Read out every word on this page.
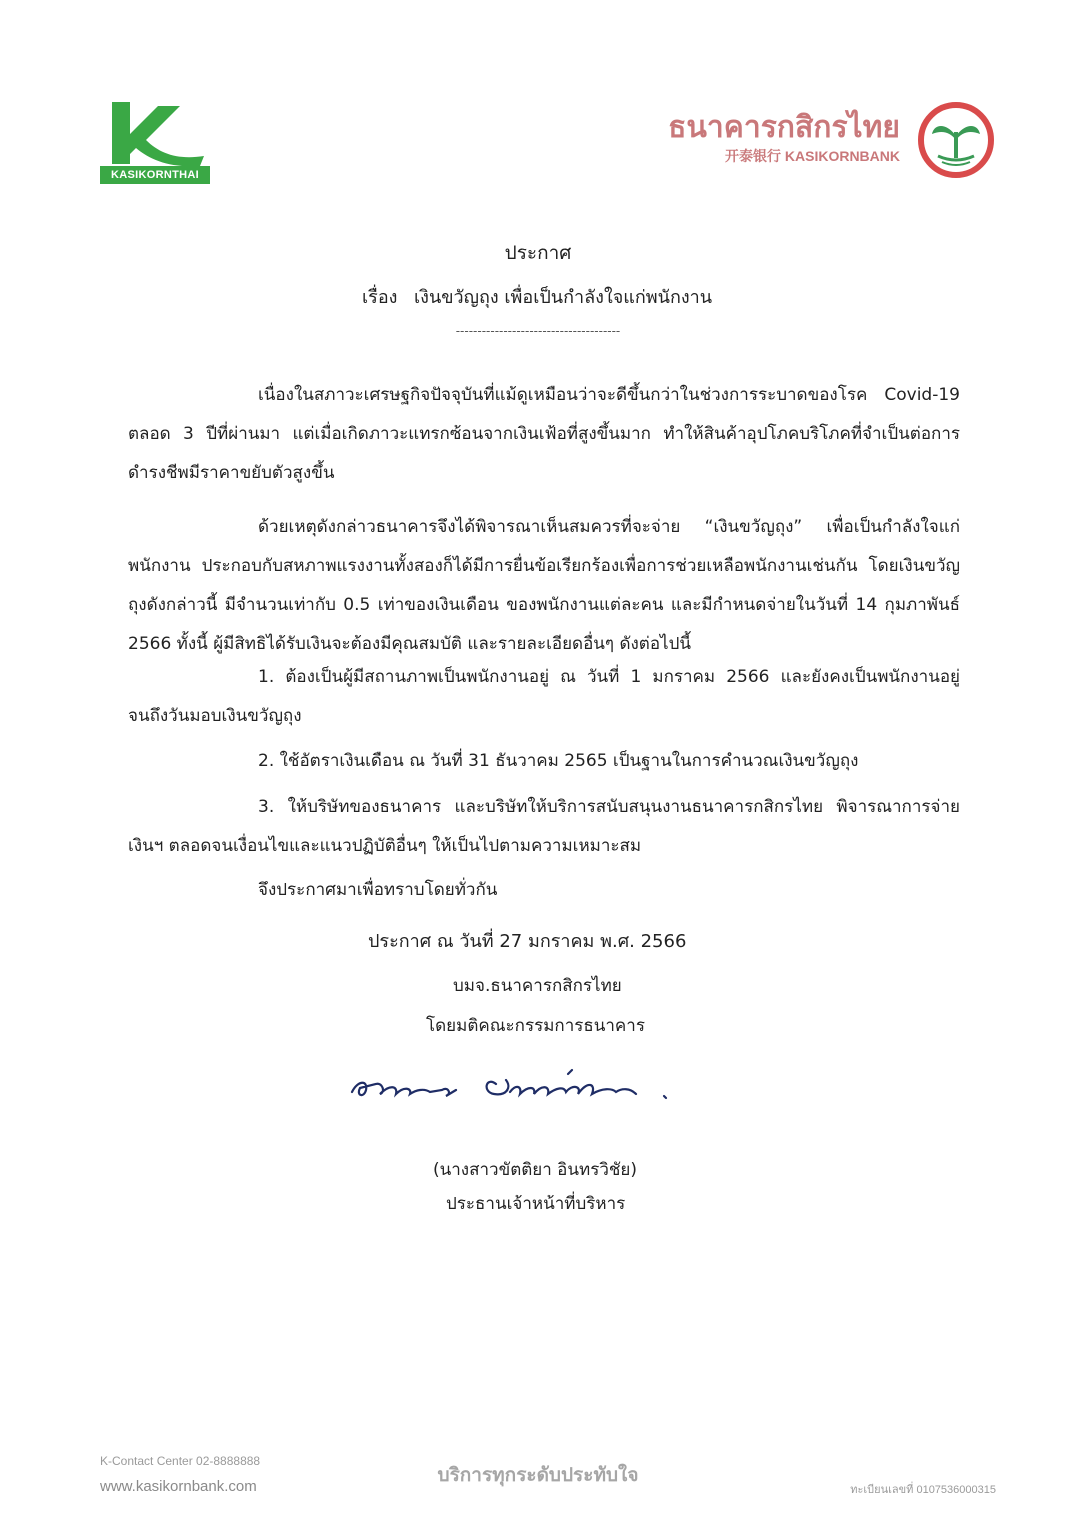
KASIKORNTHAI
ธนาคารกสิกรไทย
开泰银行 KASIKORNBANK
ประกาศ
เรื่อง เงินขวัญถุง เพื่อเป็นกำลังใจแก่พนักงาน
--------------------------------------
เนื่องในสภาวะเศรษฐกิจปัจจุบันที่แม้ดูเหมือนว่าจะดีขึ้นกว่าในช่วงการระบาดของโรค Covid-19 ตลอด 3 ปีที่ผ่านมา แต่เมื่อเกิดภาวะแทรกซ้อนจากเงินเฟ้อที่สูงขึ้นมาก ทำให้สินค้าอุปโภคบริโภคที่จำเป็นต่อการดำรงชีพมีราคาขยับตัวสูงขึ้น
ด้วยเหตุดังกล่าวธนาคารจึงได้พิจารณาเห็นสมควรที่จะจ่าย “เงินขวัญถุง” เพื่อเป็นกำลังใจแก่พนักงาน ประกอบกับสหภาพแรงงานทั้งสองก็ได้มีการยื่นข้อเรียกร้องเพื่อการช่วยเหลือพนักงานเช่นกัน โดยเงินขวัญถุงดังกล่าวนี้ มีจำนวนเท่ากับ 0.5 เท่าของเงินเดือน ของพนักงานแต่ละคน และมีกำหนดจ่ายในวันที่ 14 กุมภาพันธ์ 2566 ทั้งนี้ ผู้มีสิทธิได้รับเงินจะต้องมีคุณสมบัติ และรายละเอียดอื่นๆ ดังต่อไปนี้
1. ต้องเป็นผู้มีสถานภาพเป็นพนักงานอยู่ ณ วันที่ 1 มกราคม 2566 และยังคงเป็นพนักงานอยู่จนถึงวันมอบเงินขวัญถุง
2. ใช้อัตราเงินเดือน ณ วันที่ 31 ธันวาคม 2565 เป็นฐานในการคำนวณเงินขวัญถุง
3. ให้บริษัทของธนาคาร และบริษัทให้บริการสนับสนุนงานธนาคารกสิกรไทย พิจารณาการจ่ายเงินฯ ตลอดจนเงื่อนไขและแนวปฏิบัติอื่นๆ ให้เป็นไปตามความเหมาะสม
จึงประกาศมาเพื่อทราบโดยทั่วกัน
ประกาศ ณ วันที่ 27 มกราคม พ.ศ. 2566
บมจ.ธนาคารกสิกรไทย
โดยมติคณะกรรมการธนาคาร
(นางสาวขัตติยา อินทรวิชัย)
ประธานเจ้าหน้าที่บริหาร
K-Contact Center 02-8888888
www.kasikornbank.com
บริการทุกระดับประทับใจ
ทะเบียนเลขที่ 0107536000315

### TASK INSTRUCTIONS
Find every line in the listing that holds the string "มกราคม", then say how many there are as a bare number.

### EXERCISE ANSWER
2